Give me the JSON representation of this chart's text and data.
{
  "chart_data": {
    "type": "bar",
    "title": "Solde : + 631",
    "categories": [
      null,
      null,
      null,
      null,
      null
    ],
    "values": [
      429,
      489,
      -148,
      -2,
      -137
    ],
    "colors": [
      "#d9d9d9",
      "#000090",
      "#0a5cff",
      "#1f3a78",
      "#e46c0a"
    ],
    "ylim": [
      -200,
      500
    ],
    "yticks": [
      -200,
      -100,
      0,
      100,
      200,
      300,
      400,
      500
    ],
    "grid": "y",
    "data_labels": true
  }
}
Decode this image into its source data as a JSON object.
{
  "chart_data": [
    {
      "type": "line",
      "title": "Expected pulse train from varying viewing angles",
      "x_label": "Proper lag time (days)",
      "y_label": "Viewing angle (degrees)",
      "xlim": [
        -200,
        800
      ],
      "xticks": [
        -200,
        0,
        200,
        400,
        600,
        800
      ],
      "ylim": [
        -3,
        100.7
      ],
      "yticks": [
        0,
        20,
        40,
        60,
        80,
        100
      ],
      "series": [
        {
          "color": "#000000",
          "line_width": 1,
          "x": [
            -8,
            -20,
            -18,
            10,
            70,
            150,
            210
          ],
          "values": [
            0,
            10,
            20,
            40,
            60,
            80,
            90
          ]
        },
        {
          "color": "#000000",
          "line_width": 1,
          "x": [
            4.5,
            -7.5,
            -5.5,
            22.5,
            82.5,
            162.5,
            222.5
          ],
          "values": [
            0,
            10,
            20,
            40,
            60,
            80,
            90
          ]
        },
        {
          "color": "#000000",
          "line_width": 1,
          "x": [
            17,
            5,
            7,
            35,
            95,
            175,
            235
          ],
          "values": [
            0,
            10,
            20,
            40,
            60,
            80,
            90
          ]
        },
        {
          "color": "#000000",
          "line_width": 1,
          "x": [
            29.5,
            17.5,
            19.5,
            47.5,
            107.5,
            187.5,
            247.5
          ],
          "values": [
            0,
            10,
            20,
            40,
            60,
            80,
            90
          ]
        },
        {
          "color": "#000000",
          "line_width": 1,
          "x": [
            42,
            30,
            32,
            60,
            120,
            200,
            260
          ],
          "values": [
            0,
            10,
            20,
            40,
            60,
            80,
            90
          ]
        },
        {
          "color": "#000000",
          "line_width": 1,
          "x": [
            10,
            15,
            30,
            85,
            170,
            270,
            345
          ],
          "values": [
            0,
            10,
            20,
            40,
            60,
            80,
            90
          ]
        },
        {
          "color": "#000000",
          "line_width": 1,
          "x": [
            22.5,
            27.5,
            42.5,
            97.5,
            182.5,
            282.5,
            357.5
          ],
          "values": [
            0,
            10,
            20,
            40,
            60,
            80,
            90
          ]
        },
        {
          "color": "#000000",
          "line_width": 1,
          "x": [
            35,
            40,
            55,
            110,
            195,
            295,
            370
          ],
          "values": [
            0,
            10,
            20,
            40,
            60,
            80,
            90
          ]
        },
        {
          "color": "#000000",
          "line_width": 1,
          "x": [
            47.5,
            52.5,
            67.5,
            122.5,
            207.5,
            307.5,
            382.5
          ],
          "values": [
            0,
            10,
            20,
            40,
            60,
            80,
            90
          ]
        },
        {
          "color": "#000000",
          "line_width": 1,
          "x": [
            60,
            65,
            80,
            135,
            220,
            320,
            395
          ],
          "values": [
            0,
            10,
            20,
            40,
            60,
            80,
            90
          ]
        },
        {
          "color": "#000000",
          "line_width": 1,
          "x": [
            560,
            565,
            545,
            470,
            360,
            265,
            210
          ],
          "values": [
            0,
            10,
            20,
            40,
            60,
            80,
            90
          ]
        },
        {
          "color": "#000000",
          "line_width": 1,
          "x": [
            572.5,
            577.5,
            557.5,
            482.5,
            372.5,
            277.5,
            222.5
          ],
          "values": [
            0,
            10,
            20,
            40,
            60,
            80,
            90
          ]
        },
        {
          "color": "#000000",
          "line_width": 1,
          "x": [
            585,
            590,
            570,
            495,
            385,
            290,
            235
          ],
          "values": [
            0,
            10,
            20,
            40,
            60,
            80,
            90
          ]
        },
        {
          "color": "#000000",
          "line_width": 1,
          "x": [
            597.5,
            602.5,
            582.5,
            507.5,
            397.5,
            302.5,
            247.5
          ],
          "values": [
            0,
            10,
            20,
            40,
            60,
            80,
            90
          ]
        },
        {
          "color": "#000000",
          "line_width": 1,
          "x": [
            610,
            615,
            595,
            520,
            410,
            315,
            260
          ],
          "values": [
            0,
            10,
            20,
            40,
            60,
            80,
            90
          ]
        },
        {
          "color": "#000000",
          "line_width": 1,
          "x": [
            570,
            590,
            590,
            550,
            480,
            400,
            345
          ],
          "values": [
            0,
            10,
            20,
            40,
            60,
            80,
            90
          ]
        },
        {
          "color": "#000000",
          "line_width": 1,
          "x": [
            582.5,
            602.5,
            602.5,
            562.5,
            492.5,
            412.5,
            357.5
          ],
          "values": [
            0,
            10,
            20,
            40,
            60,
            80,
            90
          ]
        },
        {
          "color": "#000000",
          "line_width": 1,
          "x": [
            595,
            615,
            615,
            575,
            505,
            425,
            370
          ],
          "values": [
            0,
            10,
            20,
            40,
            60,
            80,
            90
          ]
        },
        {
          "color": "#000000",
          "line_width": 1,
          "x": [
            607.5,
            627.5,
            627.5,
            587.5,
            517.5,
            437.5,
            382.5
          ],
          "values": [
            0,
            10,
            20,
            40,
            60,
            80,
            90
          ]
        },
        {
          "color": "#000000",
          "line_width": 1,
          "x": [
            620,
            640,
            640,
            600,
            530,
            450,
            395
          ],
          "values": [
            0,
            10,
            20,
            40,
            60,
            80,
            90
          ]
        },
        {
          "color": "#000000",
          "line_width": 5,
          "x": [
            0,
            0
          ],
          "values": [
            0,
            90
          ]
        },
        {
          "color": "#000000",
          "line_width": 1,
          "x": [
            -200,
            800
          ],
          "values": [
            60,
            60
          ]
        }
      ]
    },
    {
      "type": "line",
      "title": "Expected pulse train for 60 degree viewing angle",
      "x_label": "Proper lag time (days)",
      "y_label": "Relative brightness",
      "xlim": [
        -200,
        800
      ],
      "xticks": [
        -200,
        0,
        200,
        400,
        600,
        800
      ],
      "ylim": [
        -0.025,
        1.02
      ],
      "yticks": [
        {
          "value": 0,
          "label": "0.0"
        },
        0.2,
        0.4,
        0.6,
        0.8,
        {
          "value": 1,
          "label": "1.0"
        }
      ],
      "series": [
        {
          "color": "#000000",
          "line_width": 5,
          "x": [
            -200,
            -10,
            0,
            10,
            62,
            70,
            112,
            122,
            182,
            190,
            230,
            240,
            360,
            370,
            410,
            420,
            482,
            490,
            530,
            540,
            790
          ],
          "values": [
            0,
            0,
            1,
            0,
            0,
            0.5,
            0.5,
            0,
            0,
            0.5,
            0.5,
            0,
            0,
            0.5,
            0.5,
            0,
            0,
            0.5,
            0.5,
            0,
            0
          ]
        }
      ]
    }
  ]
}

DIRECTION =>
Search the material above for "JSON". Pull out each line where it shows up.

PROBLEM SOLUTION =>
Give me the JSON representation of this chart's text and data.
Decode this image into its source data as a JSON object.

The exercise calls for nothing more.